__Exercise aim__. Search the records below for the word "name" and show every line where it occurs.

/---

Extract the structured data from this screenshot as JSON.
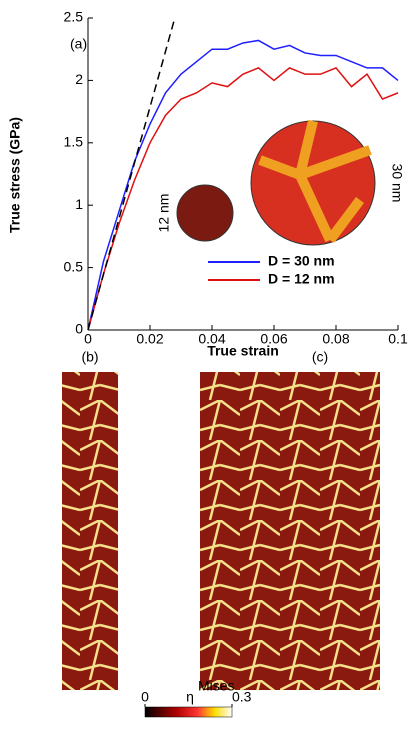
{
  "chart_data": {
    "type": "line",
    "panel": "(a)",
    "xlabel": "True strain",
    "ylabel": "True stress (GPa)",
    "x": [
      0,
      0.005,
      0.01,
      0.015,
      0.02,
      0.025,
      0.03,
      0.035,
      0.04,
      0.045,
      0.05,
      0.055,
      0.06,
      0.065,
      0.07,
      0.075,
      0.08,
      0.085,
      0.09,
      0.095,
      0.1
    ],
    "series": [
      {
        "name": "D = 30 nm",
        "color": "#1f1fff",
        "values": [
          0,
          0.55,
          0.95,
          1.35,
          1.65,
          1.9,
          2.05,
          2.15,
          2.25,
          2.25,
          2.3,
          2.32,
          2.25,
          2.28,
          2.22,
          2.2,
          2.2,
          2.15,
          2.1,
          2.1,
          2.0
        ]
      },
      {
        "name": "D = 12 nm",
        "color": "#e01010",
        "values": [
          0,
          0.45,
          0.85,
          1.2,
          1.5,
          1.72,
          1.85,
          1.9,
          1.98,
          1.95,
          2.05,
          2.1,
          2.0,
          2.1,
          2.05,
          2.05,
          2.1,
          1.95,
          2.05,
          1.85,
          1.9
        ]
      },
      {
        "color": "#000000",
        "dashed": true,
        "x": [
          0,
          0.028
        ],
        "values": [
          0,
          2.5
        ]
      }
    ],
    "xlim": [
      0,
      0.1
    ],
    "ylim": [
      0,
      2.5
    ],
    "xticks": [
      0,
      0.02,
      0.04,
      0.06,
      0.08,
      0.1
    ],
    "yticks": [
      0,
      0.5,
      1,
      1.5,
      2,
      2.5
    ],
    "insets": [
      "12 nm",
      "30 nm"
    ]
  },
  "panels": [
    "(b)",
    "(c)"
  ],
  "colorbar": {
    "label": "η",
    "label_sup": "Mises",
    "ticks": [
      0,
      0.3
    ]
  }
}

\---
/---

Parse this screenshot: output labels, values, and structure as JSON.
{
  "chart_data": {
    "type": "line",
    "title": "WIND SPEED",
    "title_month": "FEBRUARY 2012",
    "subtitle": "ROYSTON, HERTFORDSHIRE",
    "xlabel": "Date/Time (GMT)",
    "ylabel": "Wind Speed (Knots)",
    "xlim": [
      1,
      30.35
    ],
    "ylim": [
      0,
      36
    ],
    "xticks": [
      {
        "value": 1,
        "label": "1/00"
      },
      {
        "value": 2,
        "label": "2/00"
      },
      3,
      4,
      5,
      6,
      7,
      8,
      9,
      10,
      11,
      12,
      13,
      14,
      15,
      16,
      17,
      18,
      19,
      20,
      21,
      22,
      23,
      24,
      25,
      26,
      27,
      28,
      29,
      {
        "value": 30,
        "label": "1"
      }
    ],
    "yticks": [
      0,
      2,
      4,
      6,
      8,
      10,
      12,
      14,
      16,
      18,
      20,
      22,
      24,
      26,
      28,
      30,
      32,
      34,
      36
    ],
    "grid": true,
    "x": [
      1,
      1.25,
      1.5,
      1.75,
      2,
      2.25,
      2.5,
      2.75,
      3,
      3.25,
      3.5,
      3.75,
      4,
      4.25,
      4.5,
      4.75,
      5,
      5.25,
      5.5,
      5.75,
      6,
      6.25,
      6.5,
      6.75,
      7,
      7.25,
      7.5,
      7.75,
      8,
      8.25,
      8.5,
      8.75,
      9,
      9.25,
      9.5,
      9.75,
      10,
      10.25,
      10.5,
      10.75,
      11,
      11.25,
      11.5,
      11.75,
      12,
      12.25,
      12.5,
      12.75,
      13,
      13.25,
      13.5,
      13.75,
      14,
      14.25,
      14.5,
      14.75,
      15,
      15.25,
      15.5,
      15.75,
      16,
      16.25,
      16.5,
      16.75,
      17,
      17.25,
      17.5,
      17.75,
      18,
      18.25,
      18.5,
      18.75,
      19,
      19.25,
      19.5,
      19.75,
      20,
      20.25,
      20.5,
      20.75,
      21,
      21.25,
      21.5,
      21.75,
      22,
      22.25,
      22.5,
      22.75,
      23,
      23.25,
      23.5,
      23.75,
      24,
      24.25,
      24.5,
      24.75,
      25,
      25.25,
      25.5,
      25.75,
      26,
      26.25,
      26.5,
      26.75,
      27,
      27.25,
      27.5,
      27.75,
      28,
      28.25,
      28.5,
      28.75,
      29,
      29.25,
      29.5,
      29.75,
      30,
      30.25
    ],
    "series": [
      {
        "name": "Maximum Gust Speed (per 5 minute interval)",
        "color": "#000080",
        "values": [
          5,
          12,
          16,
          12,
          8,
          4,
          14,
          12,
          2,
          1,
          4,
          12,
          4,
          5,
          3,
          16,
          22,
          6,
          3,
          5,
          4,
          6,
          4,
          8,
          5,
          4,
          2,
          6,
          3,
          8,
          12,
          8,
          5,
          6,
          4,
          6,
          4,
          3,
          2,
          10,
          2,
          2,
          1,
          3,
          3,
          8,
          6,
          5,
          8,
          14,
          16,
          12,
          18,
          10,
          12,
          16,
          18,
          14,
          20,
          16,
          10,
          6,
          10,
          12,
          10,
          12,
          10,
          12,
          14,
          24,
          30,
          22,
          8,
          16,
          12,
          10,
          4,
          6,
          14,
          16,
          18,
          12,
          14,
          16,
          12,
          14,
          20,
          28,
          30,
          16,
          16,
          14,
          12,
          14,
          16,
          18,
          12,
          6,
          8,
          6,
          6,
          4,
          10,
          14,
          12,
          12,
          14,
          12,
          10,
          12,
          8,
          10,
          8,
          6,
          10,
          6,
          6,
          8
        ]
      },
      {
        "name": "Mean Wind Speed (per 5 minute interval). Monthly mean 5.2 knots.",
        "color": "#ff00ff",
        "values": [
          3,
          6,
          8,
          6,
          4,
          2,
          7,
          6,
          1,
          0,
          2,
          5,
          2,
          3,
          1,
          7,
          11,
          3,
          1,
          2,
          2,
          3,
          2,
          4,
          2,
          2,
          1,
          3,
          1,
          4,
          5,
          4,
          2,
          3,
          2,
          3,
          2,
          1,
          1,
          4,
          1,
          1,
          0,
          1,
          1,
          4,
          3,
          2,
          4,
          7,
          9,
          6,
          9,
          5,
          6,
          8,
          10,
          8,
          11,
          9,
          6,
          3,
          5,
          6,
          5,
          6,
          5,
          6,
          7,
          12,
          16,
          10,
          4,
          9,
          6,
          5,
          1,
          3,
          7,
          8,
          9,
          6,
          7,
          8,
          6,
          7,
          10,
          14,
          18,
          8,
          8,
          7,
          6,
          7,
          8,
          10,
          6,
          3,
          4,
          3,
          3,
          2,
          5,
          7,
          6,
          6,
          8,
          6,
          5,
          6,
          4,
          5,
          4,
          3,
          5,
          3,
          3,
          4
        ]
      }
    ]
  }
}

\---
/---

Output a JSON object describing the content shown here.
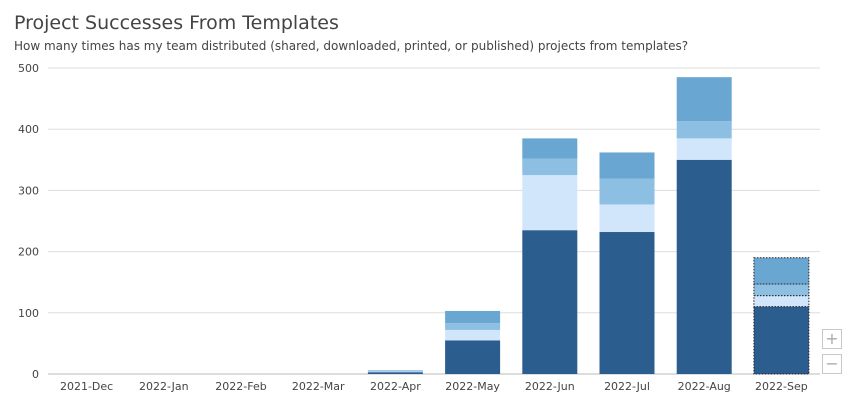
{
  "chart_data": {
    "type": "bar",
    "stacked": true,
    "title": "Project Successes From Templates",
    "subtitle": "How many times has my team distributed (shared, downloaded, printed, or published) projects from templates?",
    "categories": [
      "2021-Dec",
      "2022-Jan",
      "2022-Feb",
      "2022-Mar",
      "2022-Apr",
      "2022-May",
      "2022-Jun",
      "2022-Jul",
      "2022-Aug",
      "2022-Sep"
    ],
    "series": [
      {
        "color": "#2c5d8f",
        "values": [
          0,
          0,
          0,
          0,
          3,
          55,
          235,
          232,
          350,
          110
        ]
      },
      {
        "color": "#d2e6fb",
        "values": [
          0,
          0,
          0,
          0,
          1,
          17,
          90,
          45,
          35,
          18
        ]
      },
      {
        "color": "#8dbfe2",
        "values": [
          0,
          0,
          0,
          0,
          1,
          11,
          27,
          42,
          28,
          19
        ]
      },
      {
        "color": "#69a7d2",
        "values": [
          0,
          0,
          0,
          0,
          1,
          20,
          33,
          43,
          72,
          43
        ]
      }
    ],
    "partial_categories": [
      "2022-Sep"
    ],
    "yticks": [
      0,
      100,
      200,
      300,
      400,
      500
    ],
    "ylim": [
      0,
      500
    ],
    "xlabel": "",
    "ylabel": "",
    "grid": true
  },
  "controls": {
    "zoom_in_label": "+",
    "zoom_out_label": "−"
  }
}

\---

__Final result__.
        "name": "D = 30 nm",
        "name": "D = 12 nm",
        "name": "Maximum Gust Speed (per 5 minute interval)",
        "name": "Mean Wind Speed (per 5 minute interval). Monthly mean 5.2 knots.",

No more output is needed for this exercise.